#### Stated goal
Repeat the records below exactly.

* * * * * * *

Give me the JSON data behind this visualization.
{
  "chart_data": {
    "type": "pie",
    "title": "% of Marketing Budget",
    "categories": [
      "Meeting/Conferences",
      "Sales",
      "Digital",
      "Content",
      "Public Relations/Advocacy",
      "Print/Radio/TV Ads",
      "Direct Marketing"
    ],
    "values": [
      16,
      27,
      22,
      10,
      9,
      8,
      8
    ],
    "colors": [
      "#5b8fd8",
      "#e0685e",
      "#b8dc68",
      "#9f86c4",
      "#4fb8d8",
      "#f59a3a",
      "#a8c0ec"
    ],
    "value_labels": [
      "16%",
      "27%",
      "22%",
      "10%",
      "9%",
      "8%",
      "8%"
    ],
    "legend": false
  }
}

* * * * * * *

#### Exercise output
Give me the JSON data behind this visualization.
{
  "chart_data": {
    "type": "pie",
    "title": "% of Marketing Budget",
    "categories": [
      "Meeting/Conferences",
      "Sales",
      "Digital",
      "Content",
      "Public Relations/Advocacy",
      "Print/Radio/TV Ads",
      "Direct Marketing"
    ],
    "values": [
      16,
      27,
      22,
      10,
      9,
      8,
      8
    ],
    "colors": [
      "#5b8fd8",
      "#e0685e",
      "#b8dc68",
      "#9f86c4",
      "#4fb8d8",
      "#f59a3a",
      "#a8c0ec"
    ],
    "value_labels": [
      "16%",
      "27%",
      "22%",
      "10%",
      "9%",
      "8%",
      "8%"
    ],
    "legend": false
  }
}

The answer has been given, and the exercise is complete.